Set problem ▸ Your task is to repeat the entries exactly. Leave the pictures out.

Material to process ▸

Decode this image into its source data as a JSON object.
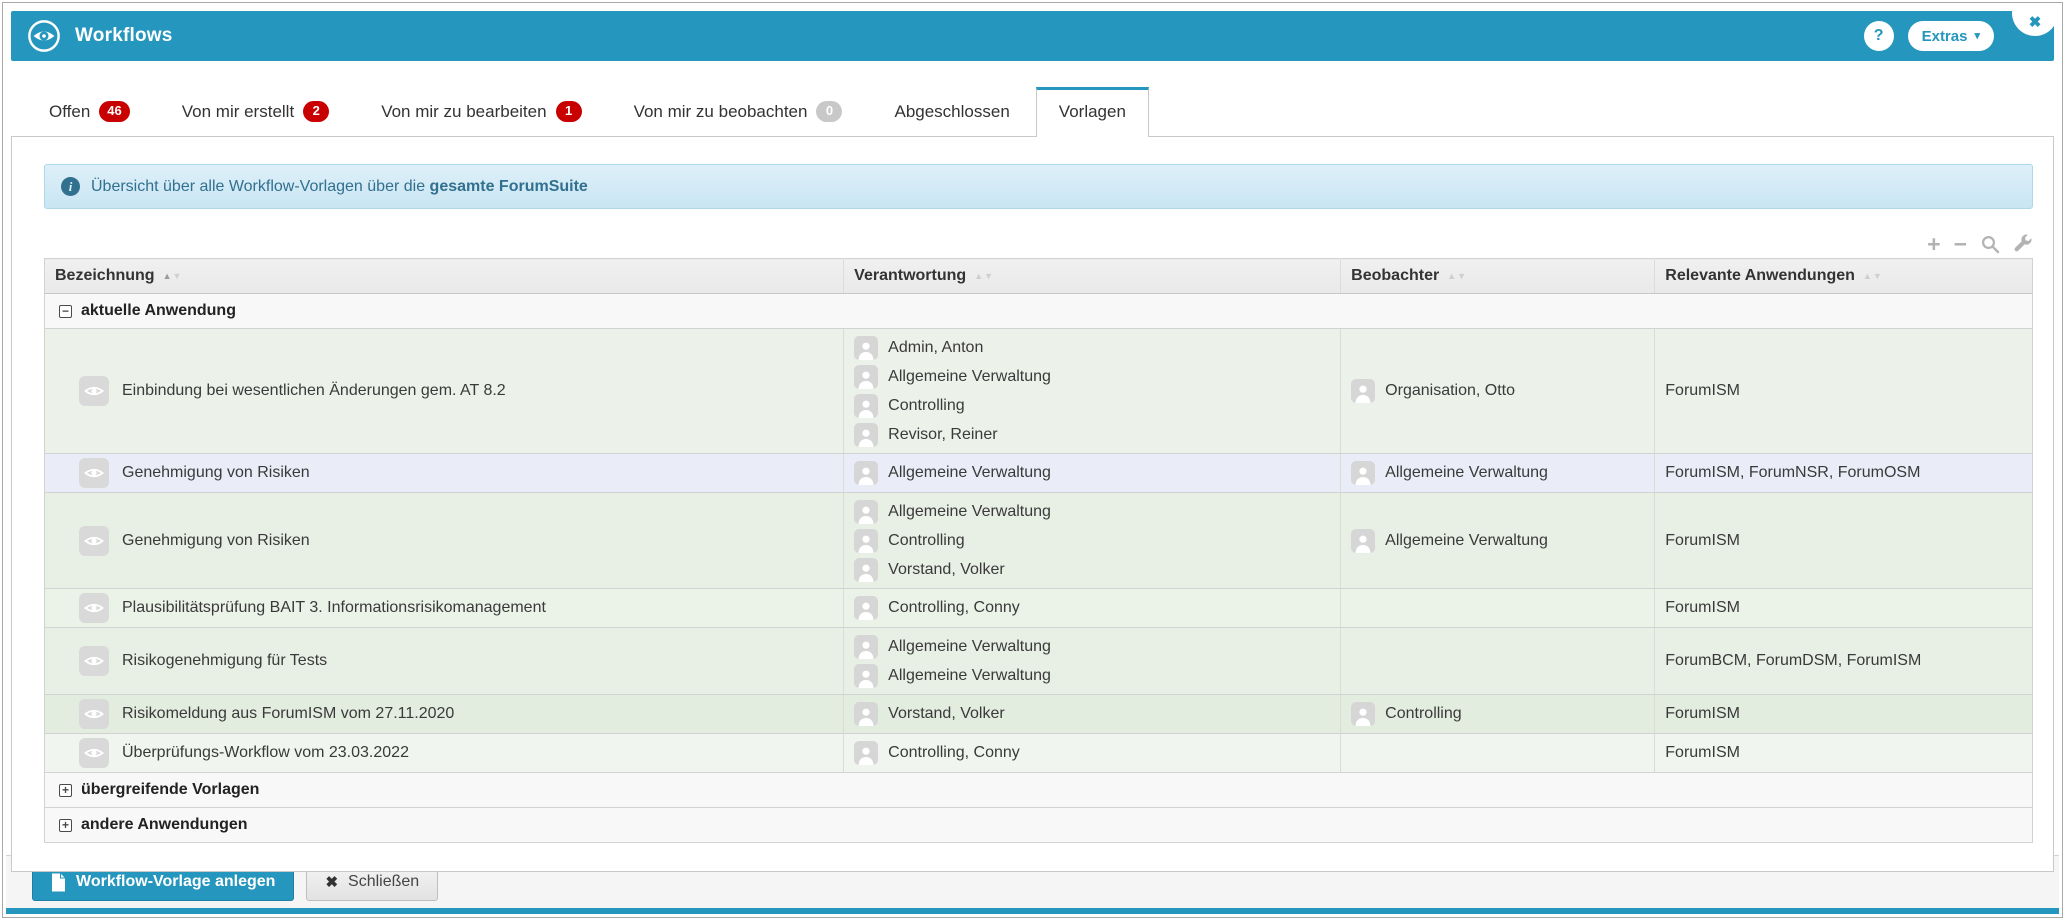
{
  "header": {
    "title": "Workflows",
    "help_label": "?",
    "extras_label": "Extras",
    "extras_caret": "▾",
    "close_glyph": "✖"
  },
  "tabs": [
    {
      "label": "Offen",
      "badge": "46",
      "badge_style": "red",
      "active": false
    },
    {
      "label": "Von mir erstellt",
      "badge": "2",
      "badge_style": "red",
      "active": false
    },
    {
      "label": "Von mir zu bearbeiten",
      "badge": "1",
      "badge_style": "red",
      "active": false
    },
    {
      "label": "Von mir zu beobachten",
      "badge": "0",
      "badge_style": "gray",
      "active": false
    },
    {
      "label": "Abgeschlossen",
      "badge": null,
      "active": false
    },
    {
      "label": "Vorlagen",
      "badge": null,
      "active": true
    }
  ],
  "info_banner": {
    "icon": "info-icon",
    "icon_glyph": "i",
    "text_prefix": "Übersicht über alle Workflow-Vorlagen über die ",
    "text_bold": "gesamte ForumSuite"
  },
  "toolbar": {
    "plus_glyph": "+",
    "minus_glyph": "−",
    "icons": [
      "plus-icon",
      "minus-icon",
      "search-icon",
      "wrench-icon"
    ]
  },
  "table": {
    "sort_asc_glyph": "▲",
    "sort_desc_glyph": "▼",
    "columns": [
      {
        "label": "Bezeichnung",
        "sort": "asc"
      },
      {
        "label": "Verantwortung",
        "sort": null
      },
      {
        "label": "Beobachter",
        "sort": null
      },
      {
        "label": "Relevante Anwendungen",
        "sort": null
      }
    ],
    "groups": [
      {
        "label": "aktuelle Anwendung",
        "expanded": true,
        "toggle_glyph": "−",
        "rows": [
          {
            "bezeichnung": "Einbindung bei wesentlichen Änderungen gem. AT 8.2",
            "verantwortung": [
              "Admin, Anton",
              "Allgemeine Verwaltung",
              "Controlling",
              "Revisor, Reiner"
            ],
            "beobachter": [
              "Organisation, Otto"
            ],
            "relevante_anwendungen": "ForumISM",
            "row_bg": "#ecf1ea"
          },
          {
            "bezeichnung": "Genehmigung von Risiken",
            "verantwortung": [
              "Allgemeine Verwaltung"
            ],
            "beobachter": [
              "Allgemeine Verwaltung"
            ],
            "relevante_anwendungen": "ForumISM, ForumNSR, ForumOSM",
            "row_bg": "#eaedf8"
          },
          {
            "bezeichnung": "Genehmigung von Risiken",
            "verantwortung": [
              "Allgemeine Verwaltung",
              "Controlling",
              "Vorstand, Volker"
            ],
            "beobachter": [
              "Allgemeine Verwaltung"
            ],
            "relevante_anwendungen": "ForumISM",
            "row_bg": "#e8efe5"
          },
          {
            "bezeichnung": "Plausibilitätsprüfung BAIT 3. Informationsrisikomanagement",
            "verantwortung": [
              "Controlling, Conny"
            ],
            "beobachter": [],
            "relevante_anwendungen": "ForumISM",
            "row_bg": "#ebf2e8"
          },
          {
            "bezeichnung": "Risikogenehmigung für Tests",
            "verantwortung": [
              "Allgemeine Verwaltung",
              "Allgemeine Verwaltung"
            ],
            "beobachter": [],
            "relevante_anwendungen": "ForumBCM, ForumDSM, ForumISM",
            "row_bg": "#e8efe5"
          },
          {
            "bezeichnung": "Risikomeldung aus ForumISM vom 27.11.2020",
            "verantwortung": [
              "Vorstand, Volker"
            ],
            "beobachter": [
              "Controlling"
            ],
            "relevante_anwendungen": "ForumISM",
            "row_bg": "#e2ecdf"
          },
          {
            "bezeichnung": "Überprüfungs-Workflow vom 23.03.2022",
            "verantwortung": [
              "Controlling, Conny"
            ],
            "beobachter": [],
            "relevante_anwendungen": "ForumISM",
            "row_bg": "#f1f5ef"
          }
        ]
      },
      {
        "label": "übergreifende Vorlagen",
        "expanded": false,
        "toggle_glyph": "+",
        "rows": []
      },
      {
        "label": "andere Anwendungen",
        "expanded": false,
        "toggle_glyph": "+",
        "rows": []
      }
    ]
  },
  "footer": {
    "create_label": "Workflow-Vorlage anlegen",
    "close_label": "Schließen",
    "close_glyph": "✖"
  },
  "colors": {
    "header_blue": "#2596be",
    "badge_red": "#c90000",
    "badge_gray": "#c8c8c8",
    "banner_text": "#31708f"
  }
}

The reply ▸
Decode this image into its source data as a JSON object.
{
  "header": {
    "title": "Workflows",
    "help_label": "?",
    "extras_label": "Extras",
    "extras_caret": "▾",
    "close_glyph": "✖"
  },
  "tabs": [
    {
      "label": "Offen",
      "badge": "46",
      "badge_style": "red",
      "active": false
    },
    {
      "label": "Von mir erstellt",
      "badge": "2",
      "badge_style": "red",
      "active": false
    },
    {
      "label": "Von mir zu bearbeiten",
      "badge": "1",
      "badge_style": "red",
      "active": false
    },
    {
      "label": "Von mir zu beobachten",
      "badge": "0",
      "badge_style": "gray",
      "active": false
    },
    {
      "label": "Abgeschlossen",
      "badge": null,
      "active": false
    },
    {
      "label": "Vorlagen",
      "badge": null,
      "active": true
    }
  ],
  "info_banner": {
    "icon": "info-icon",
    "icon_glyph": "i",
    "text_prefix": "Übersicht über alle Workflow-Vorlagen über die ",
    "text_bold": "gesamte ForumSuite"
  },
  "toolbar": {
    "plus_glyph": "+",
    "minus_glyph": "−",
    "icons": [
      "plus-icon",
      "minus-icon",
      "search-icon",
      "wrench-icon"
    ]
  },
  "table": {
    "sort_asc_glyph": "▲",
    "sort_desc_glyph": "▼",
    "columns": [
      {
        "label": "Bezeichnung",
        "sort": "asc"
      },
      {
        "label": "Verantwortung",
        "sort": null
      },
      {
        "label": "Beobachter",
        "sort": null
      },
      {
        "label": "Relevante Anwendungen",
        "sort": null
      }
    ],
    "groups": [
      {
        "label": "aktuelle Anwendung",
        "expanded": true,
        "toggle_glyph": "−",
        "rows": [
          {
            "bezeichnung": "Einbindung bei wesentlichen Änderungen gem. AT 8.2",
            "verantwortung": [
              "Admin, Anton",
              "Allgemeine Verwaltung",
              "Controlling",
              "Revisor, Reiner"
            ],
            "beobachter": [
              "Organisation, Otto"
            ],
            "relevante_anwendungen": "ForumISM",
            "row_bg": "#ecf1ea"
          },
          {
            "bezeichnung": "Genehmigung von Risiken",
            "verantwortung": [
              "Allgemeine Verwaltung"
            ],
            "beobachter": [
              "Allgemeine Verwaltung"
            ],
            "relevante_anwendungen": "ForumISM, ForumNSR, ForumOSM",
            "row_bg": "#eaedf8"
          },
          {
            "bezeichnung": "Genehmigung von Risiken",
            "verantwortung": [
              "Allgemeine Verwaltung",
              "Controlling",
              "Vorstand, Volker"
            ],
            "beobachter": [
              "Allgemeine Verwaltung"
            ],
            "relevante_anwendungen": "ForumISM",
            "row_bg": "#e8efe5"
          },
          {
            "bezeichnung": "Plausibilitätsprüfung BAIT 3. Informationsrisikomanagement",
            "verantwortung": [
              "Controlling, Conny"
            ],
            "beobachter": [],
            "relevante_anwendungen": "ForumISM",
            "row_bg": "#ebf2e8"
          },
          {
            "bezeichnung": "Risikogenehmigung für Tests",
            "verantwortung": [
              "Allgemeine Verwaltung",
              "Allgemeine Verwaltung"
            ],
            "beobachter": [],
            "relevante_anwendungen": "ForumBCM, ForumDSM, ForumISM",
            "row_bg": "#e8efe5"
          },
          {
            "bezeichnung": "Risikomeldung aus ForumISM vom 27.11.2020",
            "verantwortung": [
              "Vorstand, Volker"
            ],
            "beobachter": [
              "Controlling"
            ],
            "relevante_anwendungen": "ForumISM",
            "row_bg": "#e2ecdf"
          },
          {
            "bezeichnung": "Überprüfungs-Workflow vom 23.03.2022",
            "verantwortung": [
              "Controlling, Conny"
            ],
            "beobachter": [],
            "relevante_anwendungen": "ForumISM",
            "row_bg": "#f1f5ef"
          }
        ]
      },
      {
        "label": "übergreifende Vorlagen",
        "expanded": false,
        "toggle_glyph": "+",
        "rows": []
      },
      {
        "label": "andere Anwendungen",
        "expanded": false,
        "toggle_glyph": "+",
        "rows": []
      }
    ]
  },
  "footer": {
    "create_label": "Workflow-Vorlage anlegen",
    "close_label": "Schließen",
    "close_glyph": "✖"
  },
  "colors": {
    "header_blue": "#2596be",
    "badge_red": "#c90000",
    "badge_gray": "#c8c8c8",
    "banner_text": "#31708f"
  }
}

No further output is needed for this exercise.